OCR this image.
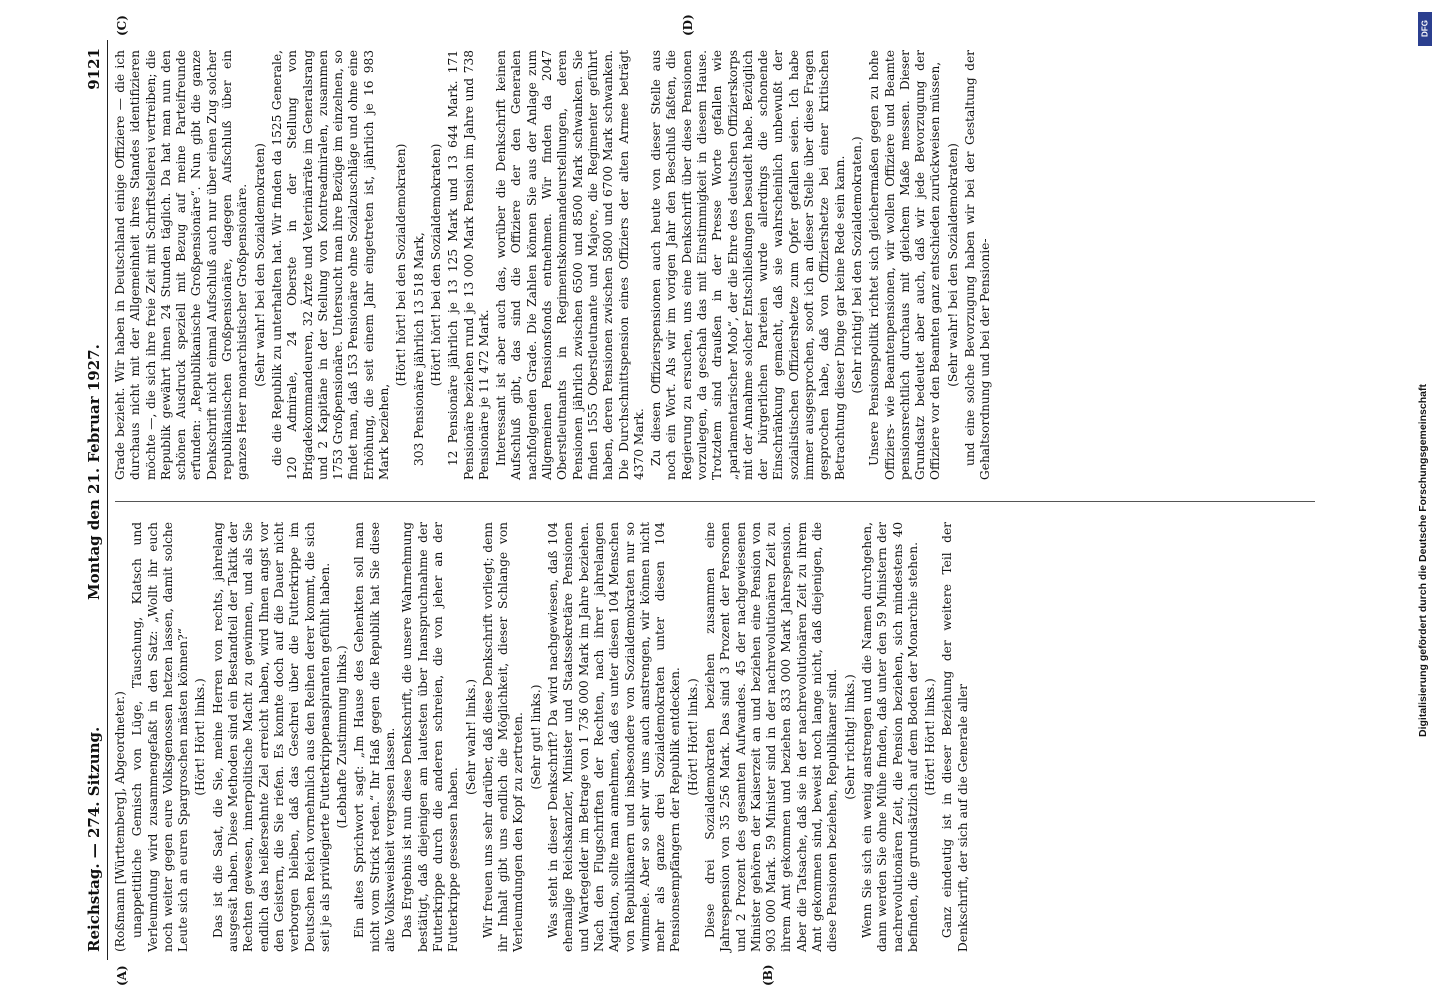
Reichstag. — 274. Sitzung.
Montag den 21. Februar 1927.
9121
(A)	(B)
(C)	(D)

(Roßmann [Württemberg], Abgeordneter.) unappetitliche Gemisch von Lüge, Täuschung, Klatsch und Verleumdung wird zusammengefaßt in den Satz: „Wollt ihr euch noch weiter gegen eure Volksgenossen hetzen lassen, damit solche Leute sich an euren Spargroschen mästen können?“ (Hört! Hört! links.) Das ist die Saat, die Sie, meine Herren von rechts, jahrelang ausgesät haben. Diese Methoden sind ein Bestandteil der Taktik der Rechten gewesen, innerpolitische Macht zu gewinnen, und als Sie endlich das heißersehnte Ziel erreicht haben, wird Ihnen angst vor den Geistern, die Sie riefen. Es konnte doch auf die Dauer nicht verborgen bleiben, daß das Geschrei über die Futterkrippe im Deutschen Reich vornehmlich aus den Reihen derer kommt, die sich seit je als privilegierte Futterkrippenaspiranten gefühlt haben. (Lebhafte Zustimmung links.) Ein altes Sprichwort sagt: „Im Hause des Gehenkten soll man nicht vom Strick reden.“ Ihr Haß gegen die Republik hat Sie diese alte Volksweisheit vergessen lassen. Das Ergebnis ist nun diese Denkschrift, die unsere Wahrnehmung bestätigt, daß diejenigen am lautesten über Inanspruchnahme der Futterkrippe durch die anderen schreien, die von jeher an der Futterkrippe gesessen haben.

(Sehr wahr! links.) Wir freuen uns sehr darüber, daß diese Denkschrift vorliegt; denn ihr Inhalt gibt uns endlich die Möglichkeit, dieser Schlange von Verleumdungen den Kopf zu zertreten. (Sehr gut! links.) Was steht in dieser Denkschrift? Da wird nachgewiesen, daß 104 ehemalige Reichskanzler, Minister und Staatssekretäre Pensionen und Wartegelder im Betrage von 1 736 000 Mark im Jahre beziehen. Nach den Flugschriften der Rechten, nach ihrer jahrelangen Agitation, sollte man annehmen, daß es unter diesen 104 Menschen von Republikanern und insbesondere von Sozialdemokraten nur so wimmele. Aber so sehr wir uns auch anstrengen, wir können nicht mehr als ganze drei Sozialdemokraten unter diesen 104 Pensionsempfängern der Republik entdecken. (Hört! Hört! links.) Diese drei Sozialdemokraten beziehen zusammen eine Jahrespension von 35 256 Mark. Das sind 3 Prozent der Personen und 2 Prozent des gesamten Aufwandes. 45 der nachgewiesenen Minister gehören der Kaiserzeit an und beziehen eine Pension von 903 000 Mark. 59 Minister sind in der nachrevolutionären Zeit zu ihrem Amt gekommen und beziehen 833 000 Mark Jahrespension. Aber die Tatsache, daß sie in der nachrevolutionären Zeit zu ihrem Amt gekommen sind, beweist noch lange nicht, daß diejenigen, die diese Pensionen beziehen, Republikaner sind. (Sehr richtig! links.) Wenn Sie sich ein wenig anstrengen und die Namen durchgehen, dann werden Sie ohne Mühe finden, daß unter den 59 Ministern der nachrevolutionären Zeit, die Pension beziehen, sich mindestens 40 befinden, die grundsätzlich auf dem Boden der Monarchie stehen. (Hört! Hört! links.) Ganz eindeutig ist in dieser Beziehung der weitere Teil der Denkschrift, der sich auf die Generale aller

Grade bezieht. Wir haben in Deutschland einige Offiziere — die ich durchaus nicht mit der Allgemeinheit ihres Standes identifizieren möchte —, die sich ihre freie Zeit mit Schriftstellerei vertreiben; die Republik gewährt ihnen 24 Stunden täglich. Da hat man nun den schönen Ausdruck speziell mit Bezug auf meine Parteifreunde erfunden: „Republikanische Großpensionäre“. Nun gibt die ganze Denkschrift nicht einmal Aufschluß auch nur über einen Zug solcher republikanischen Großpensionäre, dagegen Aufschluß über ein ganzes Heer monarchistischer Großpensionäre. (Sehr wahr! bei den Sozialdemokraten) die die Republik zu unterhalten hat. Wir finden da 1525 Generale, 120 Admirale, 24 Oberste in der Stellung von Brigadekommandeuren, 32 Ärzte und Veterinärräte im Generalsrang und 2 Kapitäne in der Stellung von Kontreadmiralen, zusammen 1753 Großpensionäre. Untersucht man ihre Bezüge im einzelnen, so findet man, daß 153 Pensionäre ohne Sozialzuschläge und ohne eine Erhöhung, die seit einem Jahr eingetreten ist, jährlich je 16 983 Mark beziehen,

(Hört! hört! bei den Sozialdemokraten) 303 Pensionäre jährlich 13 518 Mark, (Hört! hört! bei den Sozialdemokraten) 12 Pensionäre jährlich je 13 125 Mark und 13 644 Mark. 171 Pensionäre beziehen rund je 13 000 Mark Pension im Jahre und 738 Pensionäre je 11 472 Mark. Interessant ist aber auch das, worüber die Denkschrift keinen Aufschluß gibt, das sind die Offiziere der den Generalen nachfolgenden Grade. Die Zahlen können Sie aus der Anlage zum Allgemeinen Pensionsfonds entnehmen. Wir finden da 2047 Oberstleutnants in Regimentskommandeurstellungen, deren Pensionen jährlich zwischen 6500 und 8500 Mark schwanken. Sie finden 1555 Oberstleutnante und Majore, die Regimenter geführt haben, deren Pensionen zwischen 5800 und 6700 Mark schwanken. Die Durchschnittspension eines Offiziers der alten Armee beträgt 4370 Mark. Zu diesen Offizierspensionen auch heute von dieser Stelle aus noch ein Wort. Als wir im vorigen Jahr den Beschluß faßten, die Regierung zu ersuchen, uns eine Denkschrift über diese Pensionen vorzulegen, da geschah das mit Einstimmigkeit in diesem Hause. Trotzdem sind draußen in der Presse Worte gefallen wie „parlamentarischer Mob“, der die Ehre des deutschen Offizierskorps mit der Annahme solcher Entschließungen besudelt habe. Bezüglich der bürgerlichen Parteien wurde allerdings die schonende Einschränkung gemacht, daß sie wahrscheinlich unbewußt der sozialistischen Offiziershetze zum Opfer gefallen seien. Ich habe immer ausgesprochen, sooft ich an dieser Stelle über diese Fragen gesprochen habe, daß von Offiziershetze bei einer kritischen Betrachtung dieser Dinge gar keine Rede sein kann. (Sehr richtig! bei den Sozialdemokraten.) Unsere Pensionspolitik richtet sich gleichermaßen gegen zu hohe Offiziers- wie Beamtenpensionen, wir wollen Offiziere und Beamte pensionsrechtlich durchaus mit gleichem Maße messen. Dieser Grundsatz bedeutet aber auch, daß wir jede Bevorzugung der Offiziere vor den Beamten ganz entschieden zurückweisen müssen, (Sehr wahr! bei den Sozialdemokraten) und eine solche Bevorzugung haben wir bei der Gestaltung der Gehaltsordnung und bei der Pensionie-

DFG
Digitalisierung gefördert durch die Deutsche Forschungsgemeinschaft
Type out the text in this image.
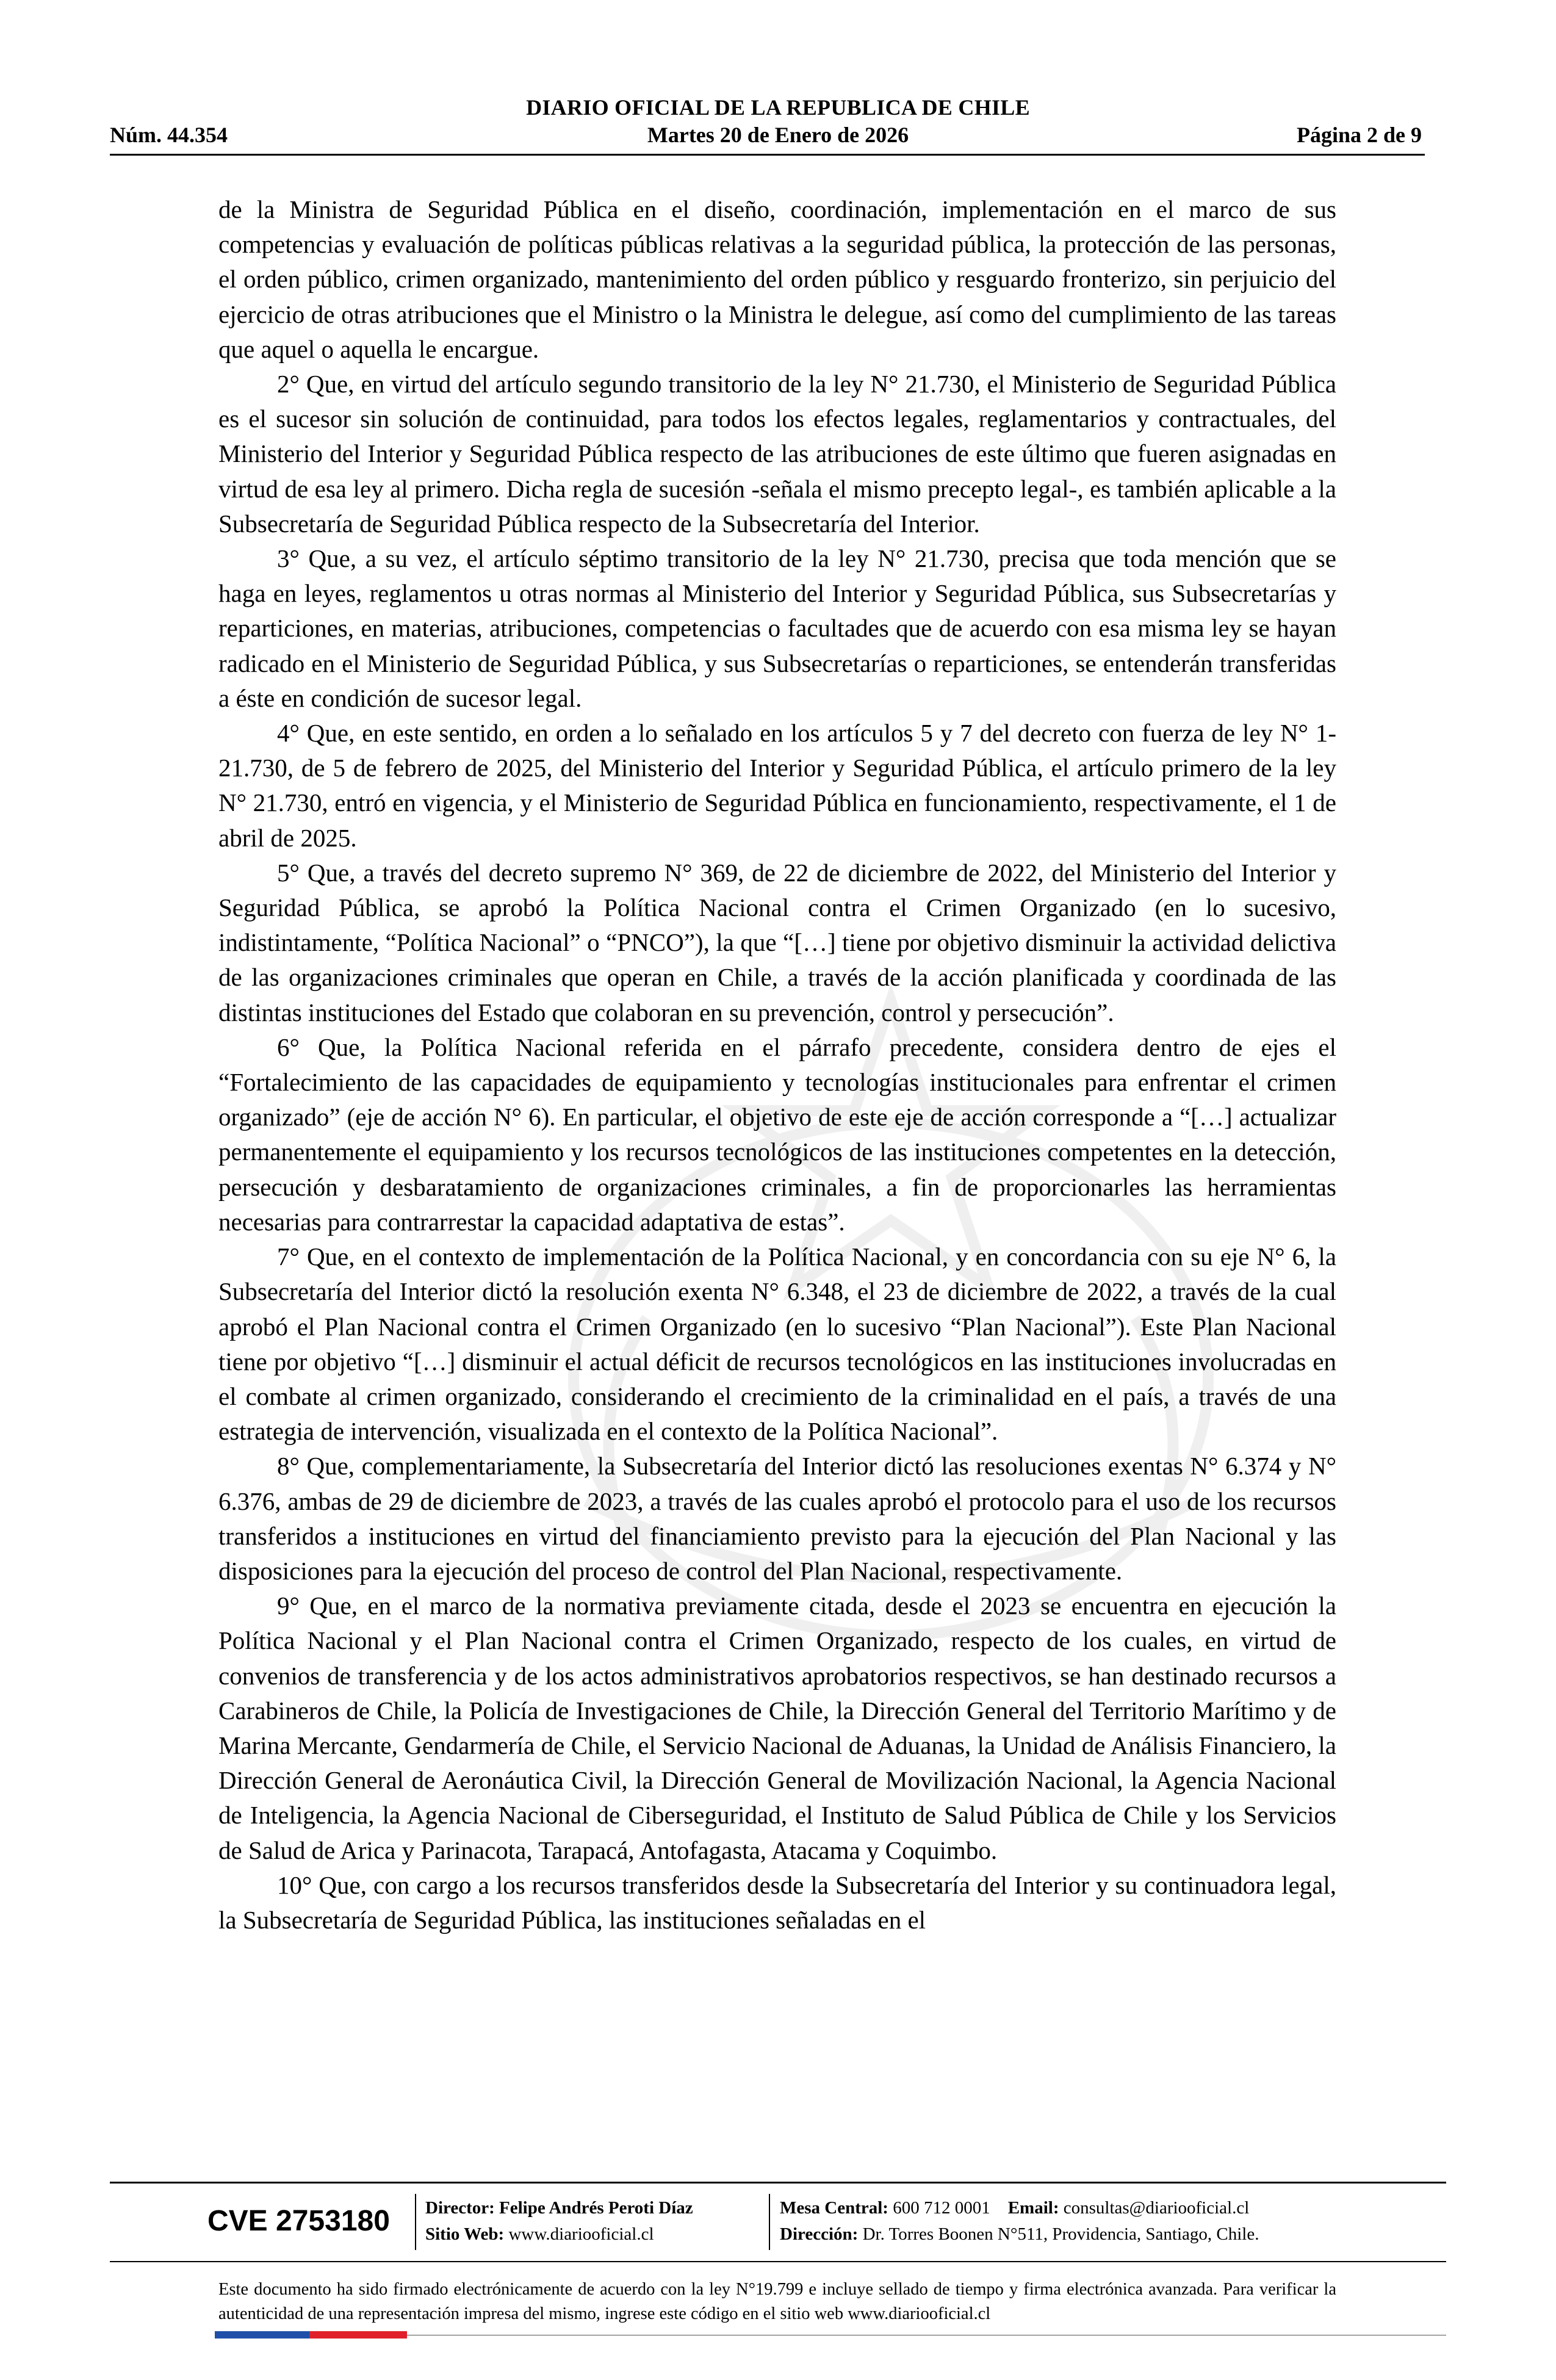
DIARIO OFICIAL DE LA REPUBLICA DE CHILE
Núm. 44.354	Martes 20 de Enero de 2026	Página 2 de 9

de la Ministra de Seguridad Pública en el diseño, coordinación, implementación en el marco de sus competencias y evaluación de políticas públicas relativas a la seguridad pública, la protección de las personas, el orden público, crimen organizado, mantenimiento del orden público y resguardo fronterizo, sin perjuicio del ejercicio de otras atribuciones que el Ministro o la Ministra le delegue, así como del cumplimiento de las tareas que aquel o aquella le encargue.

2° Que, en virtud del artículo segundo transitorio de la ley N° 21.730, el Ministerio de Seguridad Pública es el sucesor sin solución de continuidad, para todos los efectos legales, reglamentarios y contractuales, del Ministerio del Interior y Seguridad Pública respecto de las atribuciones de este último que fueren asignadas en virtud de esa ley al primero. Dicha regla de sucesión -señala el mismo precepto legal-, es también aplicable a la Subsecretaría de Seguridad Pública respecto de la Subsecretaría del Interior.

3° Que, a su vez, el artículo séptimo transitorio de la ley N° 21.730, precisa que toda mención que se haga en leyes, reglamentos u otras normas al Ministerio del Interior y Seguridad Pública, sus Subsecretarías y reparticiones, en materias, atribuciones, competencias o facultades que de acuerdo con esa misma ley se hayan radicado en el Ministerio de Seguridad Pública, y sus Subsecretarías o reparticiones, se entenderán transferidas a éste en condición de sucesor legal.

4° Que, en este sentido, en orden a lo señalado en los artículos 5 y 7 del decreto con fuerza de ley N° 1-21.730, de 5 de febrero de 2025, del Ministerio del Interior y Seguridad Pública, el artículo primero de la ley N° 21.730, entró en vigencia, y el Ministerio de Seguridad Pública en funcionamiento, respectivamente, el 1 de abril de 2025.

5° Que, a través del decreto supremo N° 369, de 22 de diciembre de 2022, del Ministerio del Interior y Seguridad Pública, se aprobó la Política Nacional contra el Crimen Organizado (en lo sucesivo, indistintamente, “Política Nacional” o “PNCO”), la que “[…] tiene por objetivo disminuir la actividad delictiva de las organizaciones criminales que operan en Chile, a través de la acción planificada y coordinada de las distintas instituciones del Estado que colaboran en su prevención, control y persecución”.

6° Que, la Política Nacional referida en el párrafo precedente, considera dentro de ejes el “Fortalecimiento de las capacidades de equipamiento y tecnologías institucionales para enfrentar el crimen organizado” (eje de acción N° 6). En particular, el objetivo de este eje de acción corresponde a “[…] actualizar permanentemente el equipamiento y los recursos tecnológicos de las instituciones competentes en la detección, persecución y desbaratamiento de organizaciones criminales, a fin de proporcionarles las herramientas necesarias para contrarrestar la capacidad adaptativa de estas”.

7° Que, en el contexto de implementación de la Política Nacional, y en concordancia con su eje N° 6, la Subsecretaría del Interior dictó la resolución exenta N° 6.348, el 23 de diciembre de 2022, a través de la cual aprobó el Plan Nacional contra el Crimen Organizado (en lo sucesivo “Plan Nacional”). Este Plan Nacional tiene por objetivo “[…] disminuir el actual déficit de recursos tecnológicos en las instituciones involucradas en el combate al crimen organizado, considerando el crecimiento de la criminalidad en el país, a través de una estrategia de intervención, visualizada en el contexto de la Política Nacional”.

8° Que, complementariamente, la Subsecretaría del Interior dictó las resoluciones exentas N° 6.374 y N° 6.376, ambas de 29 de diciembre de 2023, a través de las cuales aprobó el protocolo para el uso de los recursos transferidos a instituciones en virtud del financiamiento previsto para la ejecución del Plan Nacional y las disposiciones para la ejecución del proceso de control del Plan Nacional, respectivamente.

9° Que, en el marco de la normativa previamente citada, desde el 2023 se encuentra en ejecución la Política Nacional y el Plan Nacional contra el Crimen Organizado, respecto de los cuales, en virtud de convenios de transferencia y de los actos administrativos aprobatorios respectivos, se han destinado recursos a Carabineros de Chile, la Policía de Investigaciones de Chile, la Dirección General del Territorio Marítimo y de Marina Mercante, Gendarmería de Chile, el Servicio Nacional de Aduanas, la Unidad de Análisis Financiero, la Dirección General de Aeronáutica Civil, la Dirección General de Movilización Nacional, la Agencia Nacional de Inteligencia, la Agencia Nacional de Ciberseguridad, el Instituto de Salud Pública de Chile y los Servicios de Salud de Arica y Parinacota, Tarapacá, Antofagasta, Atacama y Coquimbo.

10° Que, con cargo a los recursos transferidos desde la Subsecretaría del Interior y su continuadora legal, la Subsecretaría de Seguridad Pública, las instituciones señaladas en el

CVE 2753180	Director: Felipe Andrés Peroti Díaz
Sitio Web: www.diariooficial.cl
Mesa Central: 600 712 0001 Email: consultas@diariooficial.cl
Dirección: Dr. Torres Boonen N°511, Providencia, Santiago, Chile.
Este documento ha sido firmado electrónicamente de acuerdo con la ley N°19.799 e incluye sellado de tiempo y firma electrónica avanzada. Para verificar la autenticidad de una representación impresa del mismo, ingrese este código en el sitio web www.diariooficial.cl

= = = = =

Filter the records above for "this" and copy every matching line.

** Answer **
OCR this image.
Type out the text in this image.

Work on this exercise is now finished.